:: GIVEN REQUEST ::
Repeat the lines below exactly as they appear, but leave out the images.

:: RECORDS TO USE ::
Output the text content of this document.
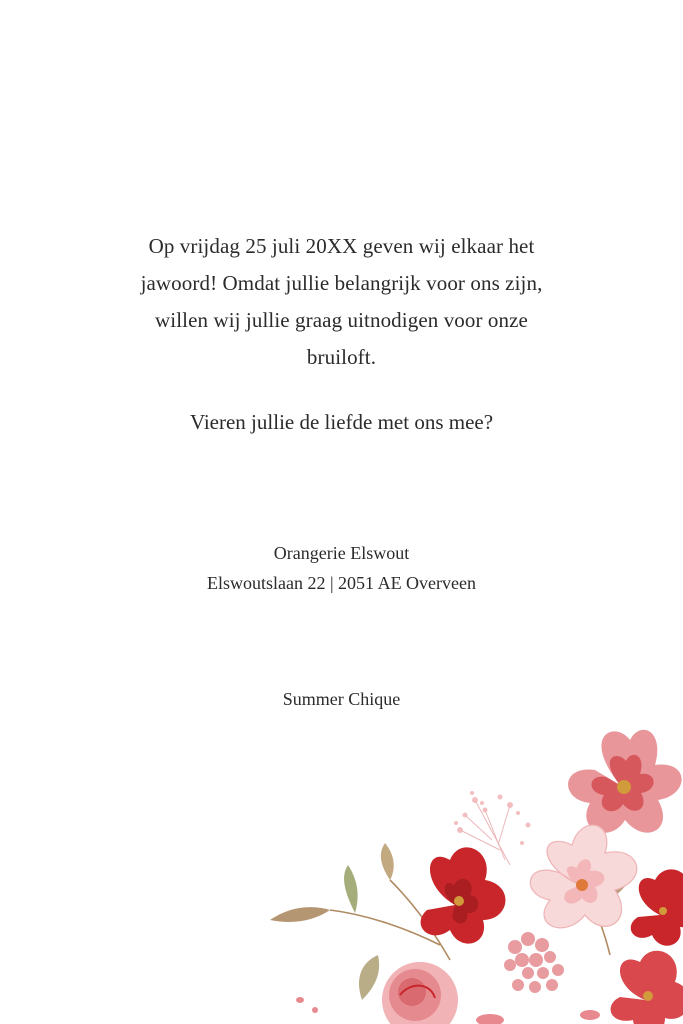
Op vrijdag 25 juli 20XX geven wij elkaar het

jawoord! Omdat jullie belangrijk voor ons zijn,

willen wij jullie graag uitnodigen voor onze

bruiloft.

Vieren jullie de liefde met ons mee?
Orangerie Elswout
Elswoutslaan 22 | 2051 AE Overveen
Summer Chique
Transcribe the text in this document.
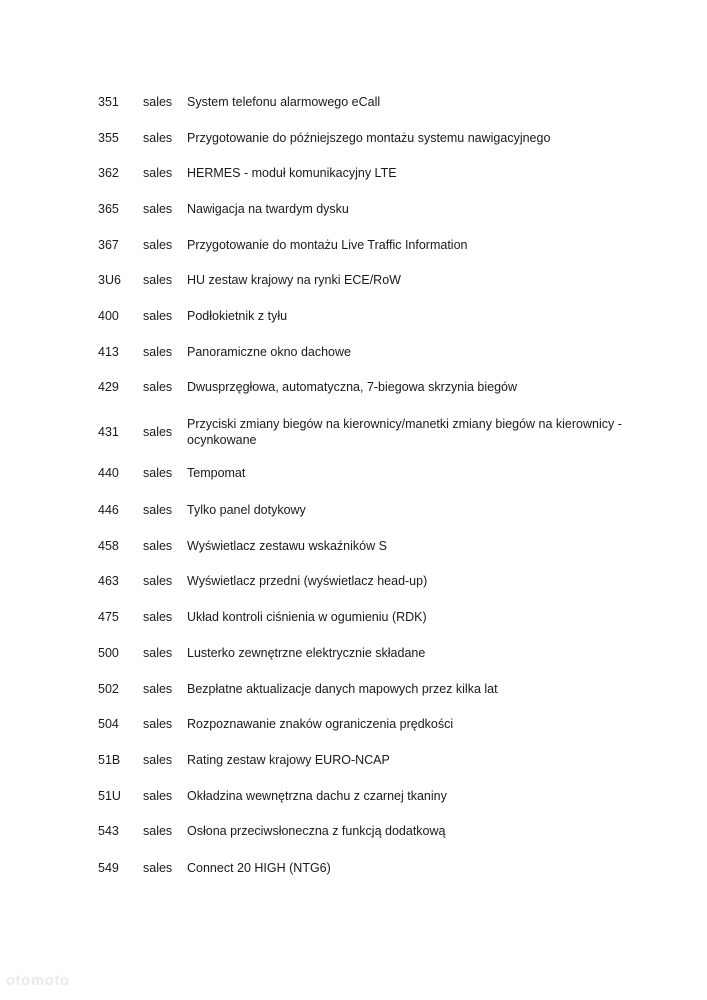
351 sales System telefonu alarmowego eCall
355 sales Przygotowanie do późniejszego montażu systemu nawigacyjnego
362 sales HERMES - moduł komunikacyjny LTE
365 sales Nawigacja na twardym dysku
367 sales Przygotowanie do montażu Live Traffic Information
3U6 sales HU zestaw krajowy na rynki ECE/RoW
400 sales Podłokietnik z tyłu
413 sales Panoramiczne okno dachowe
429 sales Dwusprzęgłowa, automatyczna, 7-biegowa skrzynia biegów
431 sales
Przyciski zmiany biegów na kierownicy/manetki zmiany biegów na kierownicy - ocynkowane
440 sales Tempomat
446 sales Tylko panel dotykowy
458 sales Wyświetlacz zestawu wskaźników S
463 sales Wyświetlacz przedni (wyświetlacz head-up)
475 sales Układ kontroli ciśnienia w ogumieniu (RDK)
500 sales Lusterko zewnętrzne elektrycznie składane
502 sales Bezpłatne aktualizacje danych mapowych przez kilka lat
504 sales Rozpoznawanie znaków ograniczenia prędkości
51B sales Rating zestaw krajowy EURO-NCAP
51U sales Okładzina wewnętrzna dachu z czarnej tkaniny
543 sales Osłona przeciwsłoneczna z funkcją dodatkową
549 sales Connect 20 HIGH (NTG6)
otomoto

:: ANSWER TO THIS TASK ::
Output the text content of this document.
Op vrijdag 25 juli 20XX geven wij elkaar het

jawoord! Omdat jullie belangrijk voor ons zijn,

willen wij jullie graag uitnodigen voor onze

bruiloft.

Vieren jullie de liefde met ons mee?
Orangerie Elswout
Elswoutslaan 22 | 2051 AE Overveen
Summer Chique
Transcribe the text in this document.
351 sales System telefonu alarmowego eCall
355 sales Przygotowanie do późniejszego montażu systemu nawigacyjnego
362 sales HERMES - moduł komunikacyjny LTE
365 sales Nawigacja na twardym dysku
367 sales Przygotowanie do montażu Live Traffic Information
3U6 sales HU zestaw krajowy na rynki ECE/RoW
400 sales Podłokietnik z tyłu
413 sales Panoramiczne okno dachowe
429 sales Dwusprzęgłowa, automatyczna, 7-biegowa skrzynia biegów
431 sales
Przyciski zmiany biegów na kierownicy/manetki zmiany biegów na kierownicy - ocynkowane
440 sales Tempomat
446 sales Tylko panel dotykowy
458 sales Wyświetlacz zestawu wskaźników S
463 sales Wyświetlacz przedni (wyświetlacz head-up)
475 sales Układ kontroli ciśnienia w ogumieniu (RDK)
500 sales Lusterko zewnętrzne elektrycznie składane
502 sales Bezpłatne aktualizacje danych mapowych przez kilka lat
504 sales Rozpoznawanie znaków ograniczenia prędkości
51B sales Rating zestaw krajowy EURO-NCAP
51U sales Okładzina wewnętrzna dachu z czarnej tkaniny
543 sales Osłona przeciwsłoneczna z funkcją dodatkową
549 sales Connect 20 HIGH (NTG6)
otomoto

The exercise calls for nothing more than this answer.